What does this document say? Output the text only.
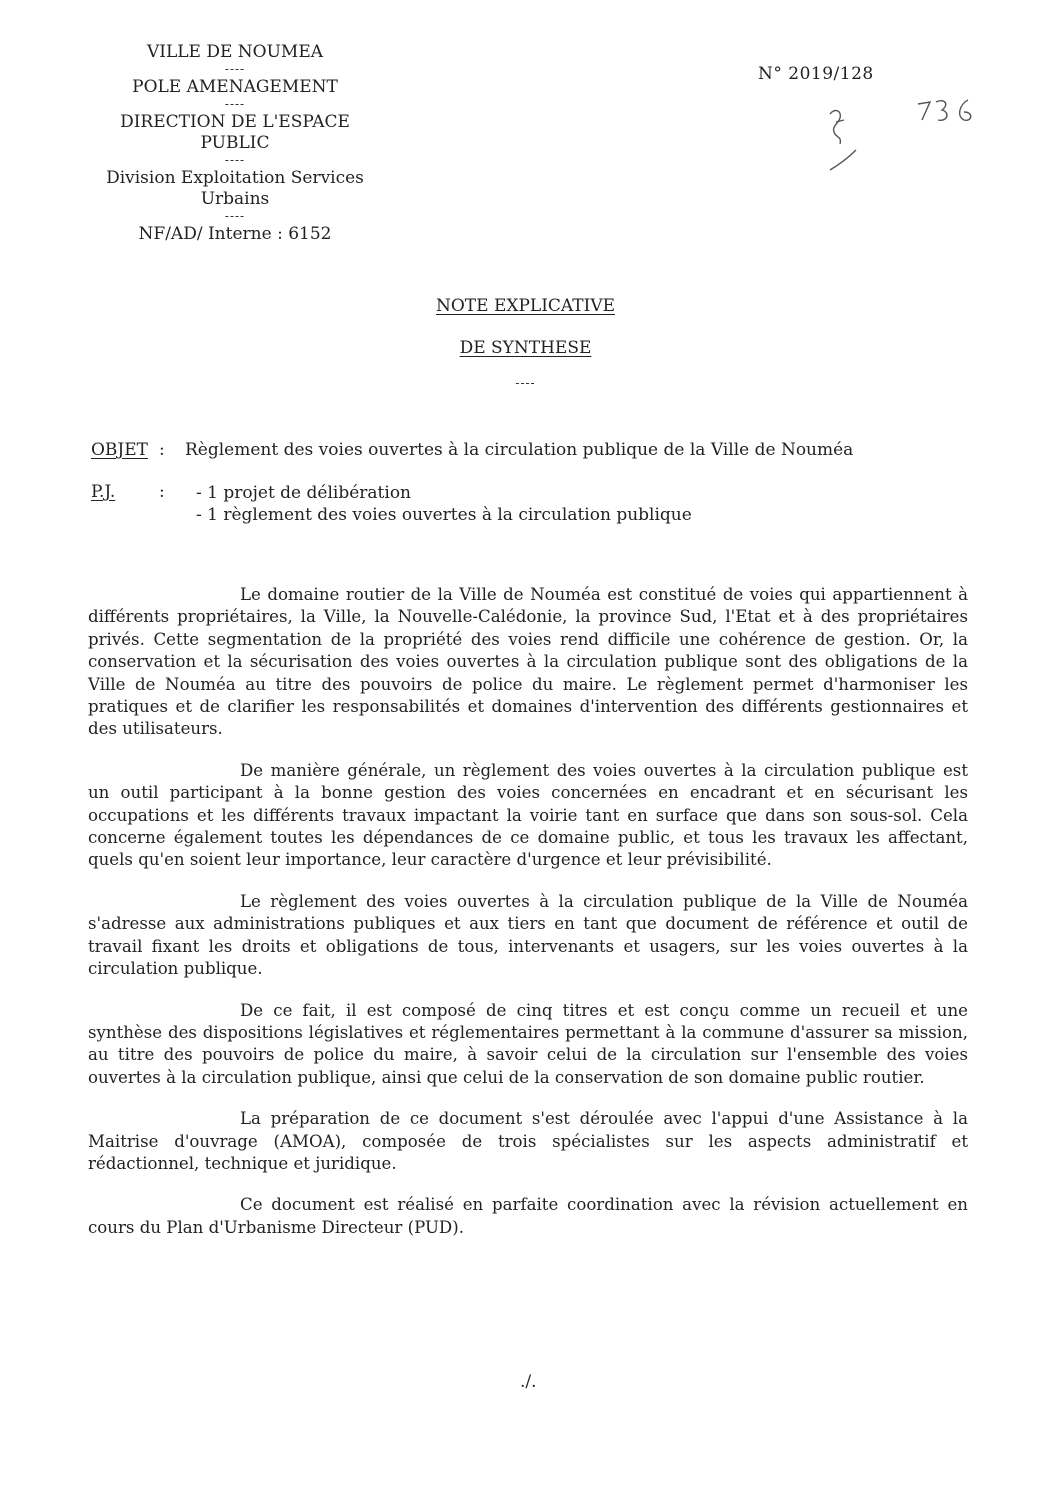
VILLE DE NOUMEA
----
POLE AMENAGEMENT
----
DIRECTION DE L'ESPACE PUBLIC
----
Division Exploitation Services Urbains
----
NF/AD/ Interne : 6152
N° 2019/128
NOTE EXPLICATIVE
DE SYNTHESE
----
OBJET : Règlement des voies ouvertes à la circulation publique de la Ville de Nouméa
P.J.	:	- 1 projet de délibération
- 1 règlement des voies ouvertes à la circulation publique

Le domaine routier de la Ville de Nouméa est constitué de voies qui appartiennent à différents propriétaires, la Ville, la Nouvelle-Calédonie, la province Sud, l'Etat et à des propriétaires privés. Cette segmentation de la propriété des voies rend difficile une cohérence de gestion. Or, la conservation et la sécurisation des voies ouvertes à la circulation publique sont des obligations de la Ville de Nouméa au titre des pouvoirs de police du maire. Le règlement permet d'harmoniser les pratiques et de clarifier les responsabilités et domaines d'intervention des différents gestionnaires et des utilisateurs.

De manière générale, un règlement des voies ouvertes à la circulation publique est un outil participant à la bonne gestion des voies concernées en encadrant et en sécurisant les occupations et les différents travaux impactant la voirie tant en surface que dans son sous-sol. Cela concerne également toutes les dépendances de ce domaine public, et tous les travaux les affectant, quels qu'en soient leur importance, leur caractère d'urgence et leur prévisibilité.

Le règlement des voies ouvertes à la circulation publique de la Ville de Nouméa s'adresse aux administrations publiques et aux tiers en tant que document de référence et outil de travail fixant les droits et obligations de tous, intervenants et usagers, sur les voies ouvertes à la circulation publique.

De ce fait, il est composé de cinq titres et est conçu comme un recueil et une synthèse des dispositions législatives et réglementaires permettant à la commune d'assurer sa mission, au titre des pouvoirs de police du maire, à savoir celui de la circulation sur l'ensemble des voies ouvertes à la circulation publique, ainsi que celui de la conservation de son domaine public routier.

La préparation de ce document s'est déroulée avec l'appui d'une Assistance à la Maitrise d'ouvrage (AMOA), composée de trois spécialistes sur les aspects administratif et rédactionnel, technique et juridique.

Ce document est réalisé en parfaite coordination avec la révision actuellement en cours du Plan d'Urbanisme Directeur (PUD).

./.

□ □ □ □ □ □ □

▶ _WRITTEN INSTRUCTION_
Check each line above for "avec" and return the ones that have it.

▶ _FINISHED TASK_
La préparation de ce document s'est déroulée avec l'appui d'une Assistance à la Maitrise d'ouvrage (AMOA), composée de trois spécialistes sur les aspects administratif et rédactionnel, technique et juridique.
Ce document est réalisé en parfaite coordination avec la révision actuellement en cours du Plan d'Urbanisme Directeur (PUD).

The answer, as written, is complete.